▶ _What to produce_:
Exactly repeat the full listing that follows.

===

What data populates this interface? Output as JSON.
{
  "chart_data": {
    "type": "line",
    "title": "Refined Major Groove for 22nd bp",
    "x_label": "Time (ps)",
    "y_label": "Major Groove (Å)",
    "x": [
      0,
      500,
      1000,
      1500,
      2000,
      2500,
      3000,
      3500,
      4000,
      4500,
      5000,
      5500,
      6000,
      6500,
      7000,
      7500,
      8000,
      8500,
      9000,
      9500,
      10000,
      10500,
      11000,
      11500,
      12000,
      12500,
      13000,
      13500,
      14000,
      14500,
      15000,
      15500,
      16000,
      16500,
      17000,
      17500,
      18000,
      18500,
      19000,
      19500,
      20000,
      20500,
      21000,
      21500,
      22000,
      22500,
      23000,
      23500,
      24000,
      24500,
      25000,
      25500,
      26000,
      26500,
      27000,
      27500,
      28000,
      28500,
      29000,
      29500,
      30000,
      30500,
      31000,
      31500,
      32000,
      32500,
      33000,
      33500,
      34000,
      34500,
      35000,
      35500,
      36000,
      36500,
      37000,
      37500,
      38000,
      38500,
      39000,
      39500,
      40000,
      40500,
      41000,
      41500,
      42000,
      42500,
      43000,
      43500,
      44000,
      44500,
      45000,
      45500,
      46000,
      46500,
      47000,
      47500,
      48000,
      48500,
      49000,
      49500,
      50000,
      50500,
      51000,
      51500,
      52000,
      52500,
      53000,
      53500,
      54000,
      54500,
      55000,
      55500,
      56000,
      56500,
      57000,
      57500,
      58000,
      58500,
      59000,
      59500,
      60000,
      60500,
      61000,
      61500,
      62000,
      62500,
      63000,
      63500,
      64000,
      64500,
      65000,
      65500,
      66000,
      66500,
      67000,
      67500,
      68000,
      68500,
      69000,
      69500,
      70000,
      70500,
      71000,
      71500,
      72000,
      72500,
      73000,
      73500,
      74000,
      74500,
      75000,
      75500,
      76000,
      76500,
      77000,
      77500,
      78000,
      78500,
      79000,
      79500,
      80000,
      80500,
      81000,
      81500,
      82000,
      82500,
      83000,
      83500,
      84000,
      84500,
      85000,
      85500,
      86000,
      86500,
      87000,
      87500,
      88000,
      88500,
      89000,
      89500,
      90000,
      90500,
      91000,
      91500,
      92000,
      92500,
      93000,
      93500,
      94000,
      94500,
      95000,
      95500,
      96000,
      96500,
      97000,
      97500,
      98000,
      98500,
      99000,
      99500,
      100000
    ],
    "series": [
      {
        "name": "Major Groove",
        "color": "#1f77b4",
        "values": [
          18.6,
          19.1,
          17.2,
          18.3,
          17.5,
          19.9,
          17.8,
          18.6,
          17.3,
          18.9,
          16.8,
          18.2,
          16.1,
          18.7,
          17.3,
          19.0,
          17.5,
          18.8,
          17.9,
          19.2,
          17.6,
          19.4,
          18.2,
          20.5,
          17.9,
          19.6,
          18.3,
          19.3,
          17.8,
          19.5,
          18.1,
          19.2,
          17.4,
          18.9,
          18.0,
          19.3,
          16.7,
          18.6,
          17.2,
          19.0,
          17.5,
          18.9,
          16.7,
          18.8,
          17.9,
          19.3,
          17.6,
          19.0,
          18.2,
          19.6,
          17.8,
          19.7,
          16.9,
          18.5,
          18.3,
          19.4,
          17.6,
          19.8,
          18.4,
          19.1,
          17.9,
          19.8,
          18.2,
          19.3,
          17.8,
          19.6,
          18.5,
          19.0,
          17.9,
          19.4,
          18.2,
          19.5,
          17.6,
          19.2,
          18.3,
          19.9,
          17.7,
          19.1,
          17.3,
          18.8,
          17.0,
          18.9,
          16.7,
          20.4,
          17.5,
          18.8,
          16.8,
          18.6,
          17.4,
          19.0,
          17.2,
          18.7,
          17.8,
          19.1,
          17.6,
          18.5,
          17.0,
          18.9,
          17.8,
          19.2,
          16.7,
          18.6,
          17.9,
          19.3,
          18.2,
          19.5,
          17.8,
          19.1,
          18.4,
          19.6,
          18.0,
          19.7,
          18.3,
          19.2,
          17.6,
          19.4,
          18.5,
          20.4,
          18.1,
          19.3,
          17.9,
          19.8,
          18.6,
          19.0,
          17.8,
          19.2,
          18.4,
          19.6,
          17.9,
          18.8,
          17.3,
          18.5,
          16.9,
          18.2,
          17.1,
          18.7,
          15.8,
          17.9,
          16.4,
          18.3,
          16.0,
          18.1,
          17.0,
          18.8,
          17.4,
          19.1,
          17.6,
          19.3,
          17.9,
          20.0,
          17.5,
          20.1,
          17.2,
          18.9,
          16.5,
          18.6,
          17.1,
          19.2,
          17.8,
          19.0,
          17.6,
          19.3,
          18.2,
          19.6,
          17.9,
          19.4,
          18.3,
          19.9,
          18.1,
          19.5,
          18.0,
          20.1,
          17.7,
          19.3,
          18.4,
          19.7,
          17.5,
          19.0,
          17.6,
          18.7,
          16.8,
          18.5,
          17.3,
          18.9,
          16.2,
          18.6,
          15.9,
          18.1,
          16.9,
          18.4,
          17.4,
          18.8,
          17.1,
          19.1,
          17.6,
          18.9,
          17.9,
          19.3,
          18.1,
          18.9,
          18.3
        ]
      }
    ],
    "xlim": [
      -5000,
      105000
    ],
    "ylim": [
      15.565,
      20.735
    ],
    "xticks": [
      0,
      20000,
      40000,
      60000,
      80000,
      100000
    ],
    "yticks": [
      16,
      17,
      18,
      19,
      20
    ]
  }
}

===

▶ _Answer to this exercise_:
What data populates this interface? Output as JSON.
{
  "chart_data": {
    "type": "line",
    "title": "Refined Major Groove for 22nd bp",
    "x_label": "Time (ps)",
    "y_label": "Major Groove (Å)",
    "x": [
      0,
      500,
      1000,
      1500,
      2000,
      2500,
      3000,
      3500,
      4000,
      4500,
      5000,
      5500,
      6000,
      6500,
      7000,
      7500,
      8000,
      8500,
      9000,
      9500,
      10000,
      10500,
      11000,
      11500,
      12000,
      12500,
      13000,
      13500,
      14000,
      14500,
      15000,
      15500,
      16000,
      16500,
      17000,
      17500,
      18000,
      18500,
      19000,
      19500,
      20000,
      20500,
      21000,
      21500,
      22000,
      22500,
      23000,
      23500,
      24000,
      24500,
      25000,
      25500,
      26000,
      26500,
      27000,
      27500,
      28000,
      28500,
      29000,
      29500,
      30000,
      30500,
      31000,
      31500,
      32000,
      32500,
      33000,
      33500,
      34000,
      34500,
      35000,
      35500,
      36000,
      36500,
      37000,
      37500,
      38000,
      38500,
      39000,
      39500,
      40000,
      40500,
      41000,
      41500,
      42000,
      42500,
      43000,
      43500,
      44000,
      44500,
      45000,
      45500,
      46000,
      46500,
      47000,
      47500,
      48000,
      48500,
      49000,
      49500,
      50000,
      50500,
      51000,
      51500,
      52000,
      52500,
      53000,
      53500,
      54000,
      54500,
      55000,
      55500,
      56000,
      56500,
      57000,
      57500,
      58000,
      58500,
      59000,
      59500,
      60000,
      60500,
      61000,
      61500,
      62000,
      62500,
      63000,
      63500,
      64000,
      64500,
      65000,
      65500,
      66000,
      66500,
      67000,
      67500,
      68000,
      68500,
      69000,
      69500,
      70000,
      70500,
      71000,
      71500,
      72000,
      72500,
      73000,
      73500,
      74000,
      74500,
      75000,
      75500,
      76000,
      76500,
      77000,
      77500,
      78000,
      78500,
      79000,
      79500,
      80000,
      80500,
      81000,
      81500,
      82000,
      82500,
      83000,
      83500,
      84000,
      84500,
      85000,
      85500,
      86000,
      86500,
      87000,
      87500,
      88000,
      88500,
      89000,
      89500,
      90000,
      90500,
      91000,
      91500,
      92000,
      92500,
      93000,
      93500,
      94000,
      94500,
      95000,
      95500,
      96000,
      96500,
      97000,
      97500,
      98000,
      98500,
      99000,
      99500,
      100000
    ],
    "series": [
      {
        "name": "Major Groove",
        "color": "#1f77b4",
        "values": [
          18.6,
          19.1,
          17.2,
          18.3,
          17.5,
          19.9,
          17.8,
          18.6,
          17.3,
          18.9,
          16.8,
          18.2,
          16.1,
          18.7,
          17.3,
          19.0,
          17.5,
          18.8,
          17.9,
          19.2,
          17.6,
          19.4,
          18.2,
          20.5,
          17.9,
          19.6,
          18.3,
          19.3,
          17.8,
          19.5,
          18.1,
          19.2,
          17.4,
          18.9,
          18.0,
          19.3,
          16.7,
          18.6,
          17.2,
          19.0,
          17.5,
          18.9,
          16.7,
          18.8,
          17.9,
          19.3,
          17.6,
          19.0,
          18.2,
          19.6,
          17.8,
          19.7,
          16.9,
          18.5,
          18.3,
          19.4,
          17.6,
          19.8,
          18.4,
          19.1,
          17.9,
          19.8,
          18.2,
          19.3,
          17.8,
          19.6,
          18.5,
          19.0,
          17.9,
          19.4,
          18.2,
          19.5,
          17.6,
          19.2,
          18.3,
          19.9,
          17.7,
          19.1,
          17.3,
          18.8,
          17.0,
          18.9,
          16.7,
          20.4,
          17.5,
          18.8,
          16.8,
          18.6,
          17.4,
          19.0,
          17.2,
          18.7,
          17.8,
          19.1,
          17.6,
          18.5,
          17.0,
          18.9,
          17.8,
          19.2,
          16.7,
          18.6,
          17.9,
          19.3,
          18.2,
          19.5,
          17.8,
          19.1,
          18.4,
          19.6,
          18.0,
          19.7,
          18.3,
          19.2,
          17.6,
          19.4,
          18.5,
          20.4,
          18.1,
          19.3,
          17.9,
          19.8,
          18.6,
          19.0,
          17.8,
          19.2,
          18.4,
          19.6,
          17.9,
          18.8,
          17.3,
          18.5,
          16.9,
          18.2,
          17.1,
          18.7,
          15.8,
          17.9,
          16.4,
          18.3,
          16.0,
          18.1,
          17.0,
          18.8,
          17.4,
          19.1,
          17.6,
          19.3,
          17.9,
          20.0,
          17.5,
          20.1,
          17.2,
          18.9,
          16.5,
          18.6,
          17.1,
          19.2,
          17.8,
          19.0,
          17.6,
          19.3,
          18.2,
          19.6,
          17.9,
          19.4,
          18.3,
          19.9,
          18.1,
          19.5,
          18.0,
          20.1,
          17.7,
          19.3,
          18.4,
          19.7,
          17.5,
          19.0,
          17.6,
          18.7,
          16.8,
          18.5,
          17.3,
          18.9,
          16.2,
          18.6,
          15.9,
          18.1,
          16.9,
          18.4,
          17.4,
          18.8,
          17.1,
          19.1,
          17.6,
          18.9,
          17.9,
          19.3,
          18.1,
          18.9,
          18.3
        ]
      }
    ],
    "xlim": [
      -5000,
      105000
    ],
    "ylim": [
      15.565,
      20.735
    ],
    "xticks": [
      0,
      20000,
      40000,
      60000,
      80000,
      100000
    ],
    "yticks": [
      16,
      17,
      18,
      19,
      20
    ]
  }
}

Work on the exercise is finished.